(Records from a data source)
=-=-=
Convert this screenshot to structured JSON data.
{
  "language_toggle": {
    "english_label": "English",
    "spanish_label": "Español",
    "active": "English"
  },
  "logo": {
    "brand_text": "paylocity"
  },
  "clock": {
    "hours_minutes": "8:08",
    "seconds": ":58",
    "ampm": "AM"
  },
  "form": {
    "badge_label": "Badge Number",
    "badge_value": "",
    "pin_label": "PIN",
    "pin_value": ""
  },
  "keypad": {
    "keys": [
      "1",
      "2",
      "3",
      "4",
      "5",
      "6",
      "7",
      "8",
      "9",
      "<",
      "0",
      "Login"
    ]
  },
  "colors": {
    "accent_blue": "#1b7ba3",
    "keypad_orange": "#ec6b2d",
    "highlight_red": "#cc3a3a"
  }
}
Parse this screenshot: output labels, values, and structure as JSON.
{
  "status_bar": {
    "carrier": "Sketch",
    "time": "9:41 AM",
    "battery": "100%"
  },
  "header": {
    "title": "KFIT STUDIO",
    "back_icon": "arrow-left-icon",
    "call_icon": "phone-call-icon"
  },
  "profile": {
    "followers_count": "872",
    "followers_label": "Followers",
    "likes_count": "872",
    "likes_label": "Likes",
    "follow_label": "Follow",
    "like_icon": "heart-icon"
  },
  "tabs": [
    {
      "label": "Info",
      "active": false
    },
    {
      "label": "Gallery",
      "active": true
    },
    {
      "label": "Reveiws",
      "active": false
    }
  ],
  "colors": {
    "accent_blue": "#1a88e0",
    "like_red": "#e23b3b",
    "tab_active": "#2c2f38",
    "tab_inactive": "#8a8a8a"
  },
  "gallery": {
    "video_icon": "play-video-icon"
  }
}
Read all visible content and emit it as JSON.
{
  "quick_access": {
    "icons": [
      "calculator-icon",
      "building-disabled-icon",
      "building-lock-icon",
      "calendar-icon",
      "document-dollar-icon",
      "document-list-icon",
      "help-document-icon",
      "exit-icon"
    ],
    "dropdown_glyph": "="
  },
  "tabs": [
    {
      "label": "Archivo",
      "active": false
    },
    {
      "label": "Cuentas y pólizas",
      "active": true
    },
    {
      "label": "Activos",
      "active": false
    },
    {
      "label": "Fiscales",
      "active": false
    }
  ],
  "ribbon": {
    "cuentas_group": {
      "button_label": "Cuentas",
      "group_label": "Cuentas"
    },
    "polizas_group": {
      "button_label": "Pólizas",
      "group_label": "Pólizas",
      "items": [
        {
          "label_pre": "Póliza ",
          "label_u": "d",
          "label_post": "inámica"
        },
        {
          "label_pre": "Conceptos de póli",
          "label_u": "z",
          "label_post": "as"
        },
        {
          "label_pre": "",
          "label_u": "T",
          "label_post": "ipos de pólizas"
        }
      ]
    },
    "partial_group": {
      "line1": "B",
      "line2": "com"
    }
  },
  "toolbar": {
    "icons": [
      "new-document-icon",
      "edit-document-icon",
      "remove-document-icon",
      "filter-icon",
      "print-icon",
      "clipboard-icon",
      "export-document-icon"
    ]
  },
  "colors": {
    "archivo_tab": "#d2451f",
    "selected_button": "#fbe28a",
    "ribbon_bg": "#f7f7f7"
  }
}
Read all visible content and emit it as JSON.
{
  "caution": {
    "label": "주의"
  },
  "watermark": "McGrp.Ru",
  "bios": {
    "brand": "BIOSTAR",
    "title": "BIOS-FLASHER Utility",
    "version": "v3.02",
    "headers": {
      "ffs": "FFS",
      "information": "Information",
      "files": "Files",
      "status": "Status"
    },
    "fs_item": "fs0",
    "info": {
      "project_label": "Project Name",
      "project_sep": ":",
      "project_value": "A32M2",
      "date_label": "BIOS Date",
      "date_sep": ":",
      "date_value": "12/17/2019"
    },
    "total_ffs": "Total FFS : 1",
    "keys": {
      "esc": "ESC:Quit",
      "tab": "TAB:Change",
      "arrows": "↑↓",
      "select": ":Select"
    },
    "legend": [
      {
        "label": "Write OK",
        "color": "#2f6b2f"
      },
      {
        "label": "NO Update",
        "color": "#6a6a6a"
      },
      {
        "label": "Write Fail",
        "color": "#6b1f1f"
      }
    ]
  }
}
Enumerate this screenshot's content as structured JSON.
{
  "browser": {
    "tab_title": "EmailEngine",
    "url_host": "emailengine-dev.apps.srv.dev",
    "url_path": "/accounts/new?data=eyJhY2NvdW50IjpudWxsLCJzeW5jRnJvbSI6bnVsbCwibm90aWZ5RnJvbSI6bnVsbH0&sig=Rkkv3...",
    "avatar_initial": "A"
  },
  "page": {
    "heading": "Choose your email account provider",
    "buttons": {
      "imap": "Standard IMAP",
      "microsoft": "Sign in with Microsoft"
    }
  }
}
=-=-=
■ **DIRECTIONS FOR THIS TASK**
Set down nothing but the lines from the one with "Enumerate this screenshot's" through the end of the records, keeping each line exactly as written and including both ends.

■ **ANSWER TO THIS TASK**
Enumerate this screenshot's content as structured JSON.
{
  "browser": {
    "tab_title": "EmailEngine",
    "url_host": "emailengine-dev.apps.srv.dev",
    "url_path": "/accounts/new?data=eyJhY2NvdW50IjpudWxsLCJzeW5jRnJvbSI6bnVsbCwibm90aWZ5RnJvbSI6bnVsbH0&sig=Rkkv3...",
    "avatar_initial": "A"
  },
  "page": {
    "heading": "Choose your email account provider",
    "buttons": {
      "imap": "Standard IMAP",
      "microsoft": "Sign in with Microsoft"
    }
  }
}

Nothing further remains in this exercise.